Extracted data entries:

____________

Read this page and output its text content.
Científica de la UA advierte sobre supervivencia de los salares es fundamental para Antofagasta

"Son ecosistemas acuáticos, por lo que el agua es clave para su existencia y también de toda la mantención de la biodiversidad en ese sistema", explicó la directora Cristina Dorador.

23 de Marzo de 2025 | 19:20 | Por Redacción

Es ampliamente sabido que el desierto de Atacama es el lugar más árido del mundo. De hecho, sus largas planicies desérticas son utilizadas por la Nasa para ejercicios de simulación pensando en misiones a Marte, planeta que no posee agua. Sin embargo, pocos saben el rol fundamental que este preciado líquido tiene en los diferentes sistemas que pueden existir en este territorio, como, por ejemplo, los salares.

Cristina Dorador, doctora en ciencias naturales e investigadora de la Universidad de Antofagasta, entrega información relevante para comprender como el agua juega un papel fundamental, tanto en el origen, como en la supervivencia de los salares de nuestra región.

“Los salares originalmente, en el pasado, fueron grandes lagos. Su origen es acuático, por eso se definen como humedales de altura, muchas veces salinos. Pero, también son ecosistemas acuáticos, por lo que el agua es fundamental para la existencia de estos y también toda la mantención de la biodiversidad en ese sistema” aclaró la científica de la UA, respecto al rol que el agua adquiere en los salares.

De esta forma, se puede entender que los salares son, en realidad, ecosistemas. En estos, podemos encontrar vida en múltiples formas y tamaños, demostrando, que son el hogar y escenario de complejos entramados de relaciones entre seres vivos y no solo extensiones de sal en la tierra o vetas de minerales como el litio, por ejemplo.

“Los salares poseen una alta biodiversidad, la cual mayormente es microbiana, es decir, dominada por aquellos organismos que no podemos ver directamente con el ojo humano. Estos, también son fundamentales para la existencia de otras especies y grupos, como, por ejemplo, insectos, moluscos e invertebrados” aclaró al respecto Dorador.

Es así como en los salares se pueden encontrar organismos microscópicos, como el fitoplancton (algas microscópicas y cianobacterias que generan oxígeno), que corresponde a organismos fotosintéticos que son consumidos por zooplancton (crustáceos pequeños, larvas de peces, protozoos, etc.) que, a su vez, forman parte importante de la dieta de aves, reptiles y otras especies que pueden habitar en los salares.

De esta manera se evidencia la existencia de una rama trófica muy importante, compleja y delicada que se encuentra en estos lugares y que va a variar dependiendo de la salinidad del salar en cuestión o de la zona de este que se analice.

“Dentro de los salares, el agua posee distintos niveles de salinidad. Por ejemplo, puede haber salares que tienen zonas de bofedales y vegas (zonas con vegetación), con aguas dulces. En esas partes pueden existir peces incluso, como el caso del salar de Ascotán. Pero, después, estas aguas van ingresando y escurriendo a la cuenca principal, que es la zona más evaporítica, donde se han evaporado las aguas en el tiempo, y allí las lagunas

____________

-- Task prompt --
Only the lines that hold the word "ecosistemas" are wanted; each should be pulled from the records.

-- Written reply --
"Son ecosistemas acuáticos, por lo que el agua es clave para su existencia y también de toda la mantención de la biodiversidad en ese sistema", explicó la directora Cristina Dorador.
“Los salares originalmente, en el pasado, fueron grandes lagos. Su origen es acuático, por eso se definen como humedales de altura, muchas veces salinos. Pero, también son ecosistemas acuáticos, por lo que el agua es fundamental para la existencia de estos y también toda la mantención de la biodiversidad en ese sistema” aclaró la científica de la UA, respecto al rol que el agua adquiere en los salares.
De esta forma, se puede entender que los salares son, en realidad, ecosistemas. En estos, podemos encontrar vida en múltiples formas y tamaños, demostrando, que son el hogar y escenario de complejos entramados de relaciones entre seres vivos y no solo extensiones de sal en la tierra o vetas de minerales como el litio, por ejemplo.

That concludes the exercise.